Repeat every line below exactly, word for word.

[Data extracted from a collection]
+ + + + + + +
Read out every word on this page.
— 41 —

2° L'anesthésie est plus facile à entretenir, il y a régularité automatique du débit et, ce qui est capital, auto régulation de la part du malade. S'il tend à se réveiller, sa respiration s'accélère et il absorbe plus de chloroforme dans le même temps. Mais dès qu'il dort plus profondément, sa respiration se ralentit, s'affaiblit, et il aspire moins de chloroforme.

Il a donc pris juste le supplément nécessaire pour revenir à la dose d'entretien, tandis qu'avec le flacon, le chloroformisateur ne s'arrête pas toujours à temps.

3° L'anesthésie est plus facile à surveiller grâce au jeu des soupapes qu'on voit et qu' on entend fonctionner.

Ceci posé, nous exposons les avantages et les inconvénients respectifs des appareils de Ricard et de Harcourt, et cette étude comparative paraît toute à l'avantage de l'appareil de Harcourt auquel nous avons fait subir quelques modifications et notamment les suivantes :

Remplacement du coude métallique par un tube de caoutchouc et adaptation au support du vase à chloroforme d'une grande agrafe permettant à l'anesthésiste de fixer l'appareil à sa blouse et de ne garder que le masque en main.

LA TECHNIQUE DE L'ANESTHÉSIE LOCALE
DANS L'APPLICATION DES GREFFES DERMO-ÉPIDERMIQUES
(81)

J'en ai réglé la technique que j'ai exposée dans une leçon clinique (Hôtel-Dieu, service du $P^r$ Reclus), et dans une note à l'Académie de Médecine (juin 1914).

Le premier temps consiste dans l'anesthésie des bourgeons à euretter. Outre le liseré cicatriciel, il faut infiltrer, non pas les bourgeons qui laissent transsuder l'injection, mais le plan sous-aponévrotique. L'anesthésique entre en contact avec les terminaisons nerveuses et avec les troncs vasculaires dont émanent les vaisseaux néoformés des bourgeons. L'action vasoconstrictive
+ + + + + + +
FINAL RESULT:
Read out every word on this page.
— 41 —

2° L'anesthésie est plus facile à entretenir, il y a régularité automatique du débit et, ce qui est capital, auto régulation de la part du malade. S'il tend à se réveiller, sa respiration s'accélère et il absorbe plus de chloroforme dans le même temps. Mais dès qu'il dort plus profondément, sa respiration se ralentit, s'affaiblit, et il aspire moins de chloroforme.

Il a donc pris juste le supplément nécessaire pour revenir à la dose d'entretien, tandis qu'avec le flacon, le chloroformisateur ne s'arrête pas toujours à temps.

3° L'anesthésie est plus facile à surveiller grâce au jeu des soupapes qu'on voit et qu' on entend fonctionner.

Ceci posé, nous exposons les avantages et les inconvénients respectifs des appareils de Ricard et de Harcourt, et cette étude comparative paraît toute à l'avantage de l'appareil de Harcourt auquel nous avons fait subir quelques modifications et notamment les suivantes :

Remplacement du coude métallique par un tube de caoutchouc et adaptation au support du vase à chloroforme d'une grande agrafe permettant à l'anesthésiste de fixer l'appareil à sa blouse et de ne garder que le masque en main.

LA TECHNIQUE DE L'ANESTHÉSIE LOCALE
DANS L'APPLICATION DES GREFFES DERMO-ÉPIDERMIQUES
(81)

J'en ai réglé la technique que j'ai exposée dans une leçon clinique (Hôtel-Dieu, service du $P^r$ Reclus), et dans une note à l'Académie de Médecine (juin 1914).

Le premier temps consiste dans l'anesthésie des bourgeons à euretter. Outre le liseré cicatriciel, il faut infiltrer, non pas les bourgeons qui laissent transsuder l'injection, mais le plan sous-aponévrotique. L'anesthésique entre en contact avec les terminaisons nerveuses et avec les troncs vasculaires dont émanent les vaisseaux néoformés des bourgeons. L'action vasoconstrictive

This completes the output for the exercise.